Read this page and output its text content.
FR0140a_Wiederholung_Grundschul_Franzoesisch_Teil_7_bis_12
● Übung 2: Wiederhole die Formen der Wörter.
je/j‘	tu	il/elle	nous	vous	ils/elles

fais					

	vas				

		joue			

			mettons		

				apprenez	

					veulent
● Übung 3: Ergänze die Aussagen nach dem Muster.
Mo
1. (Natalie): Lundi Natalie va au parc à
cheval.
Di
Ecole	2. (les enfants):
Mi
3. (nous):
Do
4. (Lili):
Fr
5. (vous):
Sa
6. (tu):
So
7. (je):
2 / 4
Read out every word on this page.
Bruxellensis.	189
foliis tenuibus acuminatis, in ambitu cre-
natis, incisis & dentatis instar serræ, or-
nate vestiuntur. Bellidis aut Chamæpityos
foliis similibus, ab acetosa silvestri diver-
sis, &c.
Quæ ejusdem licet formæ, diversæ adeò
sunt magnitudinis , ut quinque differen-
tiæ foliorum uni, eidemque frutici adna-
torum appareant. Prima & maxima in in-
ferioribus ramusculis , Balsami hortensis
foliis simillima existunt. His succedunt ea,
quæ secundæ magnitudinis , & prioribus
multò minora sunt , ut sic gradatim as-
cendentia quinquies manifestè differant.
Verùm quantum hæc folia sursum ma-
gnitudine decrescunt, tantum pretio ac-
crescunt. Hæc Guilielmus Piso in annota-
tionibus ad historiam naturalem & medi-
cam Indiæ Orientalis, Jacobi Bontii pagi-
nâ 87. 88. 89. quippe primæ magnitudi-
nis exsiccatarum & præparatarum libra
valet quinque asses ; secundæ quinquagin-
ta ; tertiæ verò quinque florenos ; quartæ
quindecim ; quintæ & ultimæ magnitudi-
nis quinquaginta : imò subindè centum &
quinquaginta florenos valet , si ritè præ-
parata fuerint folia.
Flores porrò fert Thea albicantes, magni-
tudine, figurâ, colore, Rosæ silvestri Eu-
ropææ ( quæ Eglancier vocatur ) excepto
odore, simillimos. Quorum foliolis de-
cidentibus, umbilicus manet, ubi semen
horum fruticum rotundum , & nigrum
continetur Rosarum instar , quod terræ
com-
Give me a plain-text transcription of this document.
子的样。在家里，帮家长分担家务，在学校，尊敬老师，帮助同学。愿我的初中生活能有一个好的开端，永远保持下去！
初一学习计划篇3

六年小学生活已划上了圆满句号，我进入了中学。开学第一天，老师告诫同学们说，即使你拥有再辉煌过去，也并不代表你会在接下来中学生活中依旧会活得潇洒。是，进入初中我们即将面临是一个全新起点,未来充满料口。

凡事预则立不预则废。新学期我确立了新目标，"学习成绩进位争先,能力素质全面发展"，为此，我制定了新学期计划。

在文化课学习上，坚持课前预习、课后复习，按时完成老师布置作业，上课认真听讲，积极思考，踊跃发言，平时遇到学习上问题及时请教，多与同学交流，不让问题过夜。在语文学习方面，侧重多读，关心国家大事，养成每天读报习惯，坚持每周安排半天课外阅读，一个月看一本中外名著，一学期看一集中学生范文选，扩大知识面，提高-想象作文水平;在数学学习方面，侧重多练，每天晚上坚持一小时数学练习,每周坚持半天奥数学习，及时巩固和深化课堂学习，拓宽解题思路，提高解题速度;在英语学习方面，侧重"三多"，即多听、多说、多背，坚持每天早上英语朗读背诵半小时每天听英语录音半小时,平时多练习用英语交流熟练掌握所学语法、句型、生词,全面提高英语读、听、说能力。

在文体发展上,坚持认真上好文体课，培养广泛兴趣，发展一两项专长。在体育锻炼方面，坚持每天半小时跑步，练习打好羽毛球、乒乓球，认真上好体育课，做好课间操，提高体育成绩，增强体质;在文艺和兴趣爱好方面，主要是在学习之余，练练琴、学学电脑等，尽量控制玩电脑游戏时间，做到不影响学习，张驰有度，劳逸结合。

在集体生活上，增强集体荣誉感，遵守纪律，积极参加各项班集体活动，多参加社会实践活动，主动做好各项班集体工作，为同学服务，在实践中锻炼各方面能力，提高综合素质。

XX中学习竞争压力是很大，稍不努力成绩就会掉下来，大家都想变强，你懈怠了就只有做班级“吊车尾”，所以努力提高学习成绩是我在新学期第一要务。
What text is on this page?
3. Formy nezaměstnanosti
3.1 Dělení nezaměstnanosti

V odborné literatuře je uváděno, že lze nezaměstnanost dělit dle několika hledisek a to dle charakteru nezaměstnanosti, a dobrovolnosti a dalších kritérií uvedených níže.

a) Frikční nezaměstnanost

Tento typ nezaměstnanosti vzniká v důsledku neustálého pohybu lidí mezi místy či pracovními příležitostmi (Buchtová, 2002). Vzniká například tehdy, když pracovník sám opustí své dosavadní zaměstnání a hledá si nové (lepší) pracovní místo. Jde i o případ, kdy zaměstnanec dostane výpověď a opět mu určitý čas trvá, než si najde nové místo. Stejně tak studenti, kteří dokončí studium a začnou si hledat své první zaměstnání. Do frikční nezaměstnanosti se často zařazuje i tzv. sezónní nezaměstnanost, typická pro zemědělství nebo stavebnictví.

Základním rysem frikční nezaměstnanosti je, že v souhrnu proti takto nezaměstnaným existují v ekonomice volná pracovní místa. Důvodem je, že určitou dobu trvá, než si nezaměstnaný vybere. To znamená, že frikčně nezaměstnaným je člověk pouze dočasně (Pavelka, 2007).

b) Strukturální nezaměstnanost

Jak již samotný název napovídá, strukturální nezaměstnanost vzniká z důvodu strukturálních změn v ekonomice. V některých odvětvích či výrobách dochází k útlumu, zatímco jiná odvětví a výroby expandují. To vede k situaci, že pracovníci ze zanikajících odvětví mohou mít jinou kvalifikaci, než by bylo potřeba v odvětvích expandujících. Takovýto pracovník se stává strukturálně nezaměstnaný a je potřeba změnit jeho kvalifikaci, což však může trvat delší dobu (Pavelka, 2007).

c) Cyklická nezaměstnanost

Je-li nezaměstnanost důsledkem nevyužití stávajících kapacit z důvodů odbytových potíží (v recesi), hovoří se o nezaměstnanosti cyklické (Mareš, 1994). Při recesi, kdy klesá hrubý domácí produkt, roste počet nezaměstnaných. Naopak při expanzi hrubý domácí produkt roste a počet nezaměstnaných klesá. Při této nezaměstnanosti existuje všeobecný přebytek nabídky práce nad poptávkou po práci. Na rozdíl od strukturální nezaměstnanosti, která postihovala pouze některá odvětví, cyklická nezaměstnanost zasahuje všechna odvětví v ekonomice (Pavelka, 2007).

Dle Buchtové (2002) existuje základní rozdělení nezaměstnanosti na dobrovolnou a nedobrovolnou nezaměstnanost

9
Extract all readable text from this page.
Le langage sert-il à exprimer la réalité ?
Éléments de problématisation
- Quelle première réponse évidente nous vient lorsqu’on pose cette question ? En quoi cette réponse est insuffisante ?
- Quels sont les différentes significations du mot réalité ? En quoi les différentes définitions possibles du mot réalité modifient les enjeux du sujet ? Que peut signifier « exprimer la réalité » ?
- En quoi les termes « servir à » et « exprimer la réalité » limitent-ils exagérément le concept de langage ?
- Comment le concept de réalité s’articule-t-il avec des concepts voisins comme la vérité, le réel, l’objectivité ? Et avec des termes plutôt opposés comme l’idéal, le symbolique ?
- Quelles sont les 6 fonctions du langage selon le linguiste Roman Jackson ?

************

Your task is to print the whole listing again exactly.

EXERCISE ANSWER:
Read this page and output its text content.
FR0140a_Wiederholung_Grundschul_Franzoesisch_Teil_7_bis_12
● Übung 2: Wiederhole die Formen der Wörter.
je/j‘	tu	il/elle	nous	vous	ils/elles

fais					

	vas				

		joue			

			mettons		

				apprenez	

					veulent
● Übung 3: Ergänze die Aussagen nach dem Muster.
Mo
1. (Natalie): Lundi Natalie va au parc à
cheval.
Di
Ecole	2. (les enfants):
Mi
3. (nous):
Do
4. (Lili):
Fr
5. (vous):
Sa
6. (tu):
So
7. (je):
2 / 4
Read out every word on this page.
Bruxellensis.	189
foliis tenuibus acuminatis, in ambitu cre-
natis, incisis & dentatis instar serræ, or-
nate vestiuntur. Bellidis aut Chamæpityos
foliis similibus, ab acetosa silvestri diver-
sis, &c.
Quæ ejusdem licet formæ, diversæ adeò
sunt magnitudinis , ut quinque differen-
tiæ foliorum uni, eidemque frutici adna-
torum appareant. Prima & maxima in in-
ferioribus ramusculis , Balsami hortensis
foliis simillima existunt. His succedunt ea,
quæ secundæ magnitudinis , & prioribus
multò minora sunt , ut sic gradatim as-
cendentia quinquies manifestè differant.
Verùm quantum hæc folia sursum ma-
gnitudine decrescunt, tantum pretio ac-
crescunt. Hæc Guilielmus Piso in annota-
tionibus ad historiam naturalem & medi-
cam Indiæ Orientalis, Jacobi Bontii pagi-
nâ 87. 88. 89. quippe primæ magnitudi-
nis exsiccatarum & præparatarum libra
valet quinque asses ; secundæ quinquagin-
ta ; tertiæ verò quinque florenos ; quartæ
quindecim ; quintæ & ultimæ magnitudi-
nis quinquaginta : imò subindè centum &
quinquaginta florenos valet , si ritè præ-
parata fuerint folia.
Flores porrò fert Thea albicantes, magni-
tudine, figurâ, colore, Rosæ silvestri Eu-
ropææ ( quæ Eglancier vocatur ) excepto
odore, simillimos. Quorum foliolis de-
cidentibus, umbilicus manet, ubi semen
horum fruticum rotundum , & nigrum
continetur Rosarum instar , quod terræ
com-
Give me a plain-text transcription of this document.
子的样。在家里，帮家长分担家务，在学校，尊敬老师，帮助同学。愿我的初中生活能有一个好的开端，永远保持下去！
初一学习计划篇3

六年小学生活已划上了圆满句号，我进入了中学。开学第一天，老师告诫同学们说，即使你拥有再辉煌过去，也并不代表你会在接下来中学生活中依旧会活得潇洒。是，进入初中我们即将面临是一个全新起点,未来充满料口。

凡事预则立不预则废。新学期我确立了新目标，"学习成绩进位争先,能力素质全面发展"，为此，我制定了新学期计划。

在文化课学习上，坚持课前预习、课后复习，按时完成老师布置作业，上课认真听讲，积极思考，踊跃发言，平时遇到学习上问题及时请教，多与同学交流，不让问题过夜。在语文学习方面，侧重多读，关心国家大事，养成每天读报习惯，坚持每周安排半天课外阅读，一个月看一本中外名著，一学期看一集中学生范文选，扩大知识面，提高-想象作文水平;在数学学习方面，侧重多练，每天晚上坚持一小时数学练习,每周坚持半天奥数学习，及时巩固和深化课堂学习，拓宽解题思路，提高解题速度;在英语学习方面，侧重"三多"，即多听、多说、多背，坚持每天早上英语朗读背诵半小时每天听英语录音半小时,平时多练习用英语交流熟练掌握所学语法、句型、生词,全面提高英语读、听、说能力。

在文体发展上,坚持认真上好文体课，培养广泛兴趣，发展一两项专长。在体育锻炼方面，坚持每天半小时跑步，练习打好羽毛球、乒乓球，认真上好体育课，做好课间操，提高体育成绩，增强体质;在文艺和兴趣爱好方面，主要是在学习之余，练练琴、学学电脑等，尽量控制玩电脑游戏时间，做到不影响学习，张驰有度，劳逸结合。

在集体生活上，增强集体荣誉感，遵守纪律，积极参加各项班集体活动，多参加社会实践活动，主动做好各项班集体工作，为同学服务，在实践中锻炼各方面能力，提高综合素质。

XX中学习竞争压力是很大，稍不努力成绩就会掉下来，大家都想变强，你懈怠了就只有做班级“吊车尾”，所以努力提高学习成绩是我在新学期第一要务。
What text is on this page?
3. Formy nezaměstnanosti
3.1 Dělení nezaměstnanosti

V odborné literatuře je uváděno, že lze nezaměstnanost dělit dle několika hledisek a to dle charakteru nezaměstnanosti, a dobrovolnosti a dalších kritérií uvedených níže.

a) Frikční nezaměstnanost

Tento typ nezaměstnanosti vzniká v důsledku neustálého pohybu lidí mezi místy či pracovními příležitostmi (Buchtová, 2002). Vzniká například tehdy, když pracovník sám opustí své dosavadní zaměstnání a hledá si nové (lepší) pracovní místo. Jde i o případ, kdy zaměstnanec dostane výpověď a opět mu určitý čas trvá, než si najde nové místo. Stejně tak studenti, kteří dokončí studium a začnou si hledat své první zaměstnání. Do frikční nezaměstnanosti se často zařazuje i tzv. sezónní nezaměstnanost, typická pro zemědělství nebo stavebnictví.

Základním rysem frikční nezaměstnanosti je, že v souhrnu proti takto nezaměstnaným existují v ekonomice volná pracovní místa. Důvodem je, že určitou dobu trvá, než si nezaměstnaný vybere. To znamená, že frikčně nezaměstnaným je člověk pouze dočasně (Pavelka, 2007).

b) Strukturální nezaměstnanost

Jak již samotný název napovídá, strukturální nezaměstnanost vzniká z důvodu strukturálních změn v ekonomice. V některých odvětvích či výrobách dochází k útlumu, zatímco jiná odvětví a výroby expandují. To vede k situaci, že pracovníci ze zanikajících odvětví mohou mít jinou kvalifikaci, než by bylo potřeba v odvětvích expandujících. Takovýto pracovník se stává strukturálně nezaměstnaný a je potřeba změnit jeho kvalifikaci, což však může trvat delší dobu (Pavelka, 2007).

c) Cyklická nezaměstnanost

Je-li nezaměstnanost důsledkem nevyužití stávajících kapacit z důvodů odbytových potíží (v recesi), hovoří se o nezaměstnanosti cyklické (Mareš, 1994). Při recesi, kdy klesá hrubý domácí produkt, roste počet nezaměstnaných. Naopak při expanzi hrubý domácí produkt roste a počet nezaměstnaných klesá. Při této nezaměstnanosti existuje všeobecný přebytek nabídky práce nad poptávkou po práci. Na rozdíl od strukturální nezaměstnanosti, která postihovala pouze některá odvětví, cyklická nezaměstnanost zasahuje všechna odvětví v ekonomice (Pavelka, 2007).

Dle Buchtové (2002) existuje základní rozdělení nezaměstnanosti na dobrovolnou a nedobrovolnou nezaměstnanost

9
Extract all readable text from this page.
Le langage sert-il à exprimer la réalité ?
Éléments de problématisation
- Quelle première réponse évidente nous vient lorsqu’on pose cette question ? En quoi cette réponse est insuffisante ?
- Quels sont les différentes significations du mot réalité ? En quoi les différentes définitions possibles du mot réalité modifient les enjeux du sujet ? Que peut signifier « exprimer la réalité » ?
- En quoi les termes « servir à » et « exprimer la réalité » limitent-ils exagérément le concept de langage ?
- Comment le concept de réalité s’articule-t-il avec des concepts voisins comme la vérité, le réel, l’objectivité ? Et avec des termes plutôt opposés comme l’idéal, le symbolique ?
- Quelles sont les 6 fonctions du langage selon le linguiste Roman Jackson ?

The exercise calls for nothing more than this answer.